■ THE INPUT:
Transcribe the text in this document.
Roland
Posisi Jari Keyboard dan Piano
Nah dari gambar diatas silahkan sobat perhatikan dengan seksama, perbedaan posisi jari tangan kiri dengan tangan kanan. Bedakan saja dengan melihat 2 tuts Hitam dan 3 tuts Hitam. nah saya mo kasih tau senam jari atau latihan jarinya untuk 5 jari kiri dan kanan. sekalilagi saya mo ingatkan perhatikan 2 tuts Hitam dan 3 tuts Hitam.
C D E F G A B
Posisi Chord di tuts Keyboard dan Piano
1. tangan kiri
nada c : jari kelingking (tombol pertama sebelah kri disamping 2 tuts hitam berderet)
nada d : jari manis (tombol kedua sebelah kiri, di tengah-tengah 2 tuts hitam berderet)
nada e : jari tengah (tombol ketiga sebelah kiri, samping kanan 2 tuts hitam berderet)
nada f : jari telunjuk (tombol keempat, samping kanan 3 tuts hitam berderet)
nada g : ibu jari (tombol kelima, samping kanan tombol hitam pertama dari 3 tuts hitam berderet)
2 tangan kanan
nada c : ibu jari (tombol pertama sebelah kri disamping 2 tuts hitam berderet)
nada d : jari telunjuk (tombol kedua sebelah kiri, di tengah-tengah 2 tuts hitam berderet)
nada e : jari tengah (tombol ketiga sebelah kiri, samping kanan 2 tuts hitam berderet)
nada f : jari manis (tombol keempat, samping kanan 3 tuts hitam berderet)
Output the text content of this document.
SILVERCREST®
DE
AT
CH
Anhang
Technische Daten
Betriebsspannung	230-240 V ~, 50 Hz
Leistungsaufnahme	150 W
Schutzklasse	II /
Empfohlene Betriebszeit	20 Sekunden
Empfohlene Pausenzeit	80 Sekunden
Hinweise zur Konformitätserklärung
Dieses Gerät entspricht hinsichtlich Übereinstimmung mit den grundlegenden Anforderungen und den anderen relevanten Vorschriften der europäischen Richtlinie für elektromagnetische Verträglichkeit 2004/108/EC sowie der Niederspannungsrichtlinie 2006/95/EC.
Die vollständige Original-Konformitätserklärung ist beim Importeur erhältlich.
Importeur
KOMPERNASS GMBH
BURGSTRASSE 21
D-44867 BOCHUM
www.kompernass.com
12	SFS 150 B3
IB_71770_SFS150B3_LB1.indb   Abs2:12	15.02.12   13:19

■ WHAT THIS TASK INVOLVES:
Without changing a word, restate the whole listing.

■ RESULT OF THIS TASK:
Transcribe the text in this document.
Roland
Posisi Jari Keyboard dan Piano
Nah dari gambar diatas silahkan sobat perhatikan dengan seksama, perbedaan posisi jari tangan kiri dengan tangan kanan. Bedakan saja dengan melihat 2 tuts Hitam dan 3 tuts Hitam. nah saya mo kasih tau senam jari atau latihan jarinya untuk 5 jari kiri dan kanan. sekalilagi saya mo ingatkan perhatikan 2 tuts Hitam dan 3 tuts Hitam.
C D E F G A B
Posisi Chord di tuts Keyboard dan Piano
1. tangan kiri
nada c : jari kelingking (tombol pertama sebelah kri disamping 2 tuts hitam berderet)
nada d : jari manis (tombol kedua sebelah kiri, di tengah-tengah 2 tuts hitam berderet)
nada e : jari tengah (tombol ketiga sebelah kiri, samping kanan 2 tuts hitam berderet)
nada f : jari telunjuk (tombol keempat, samping kanan 3 tuts hitam berderet)
nada g : ibu jari (tombol kelima, samping kanan tombol hitam pertama dari 3 tuts hitam berderet)
2 tangan kanan
nada c : ibu jari (tombol pertama sebelah kri disamping 2 tuts hitam berderet)
nada d : jari telunjuk (tombol kedua sebelah kiri, di tengah-tengah 2 tuts hitam berderet)
nada e : jari tengah (tombol ketiga sebelah kiri, samping kanan 2 tuts hitam berderet)
nada f : jari manis (tombol keempat, samping kanan 3 tuts hitam berderet)
Output the text content of this document.
SILVERCREST®
DE
AT
CH
Anhang
Technische Daten
Betriebsspannung	230-240 V ~, 50 Hz
Leistungsaufnahme	150 W
Schutzklasse	II /
Empfohlene Betriebszeit	20 Sekunden
Empfohlene Pausenzeit	80 Sekunden
Hinweise zur Konformitätserklärung
Dieses Gerät entspricht hinsichtlich Übereinstimmung mit den grundlegenden Anforderungen und den anderen relevanten Vorschriften der europäischen Richtlinie für elektromagnetische Verträglichkeit 2004/108/EC sowie der Niederspannungsrichtlinie 2006/95/EC.
Die vollständige Original-Konformitätserklärung ist beim Importeur erhältlich.
Importeur
KOMPERNASS GMBH
BURGSTRASSE 21
D-44867 BOCHUM
www.kompernass.com
12	SFS 150 B3
IB_71770_SFS150B3_LB1.indb   Abs2:12	15.02.12   13:19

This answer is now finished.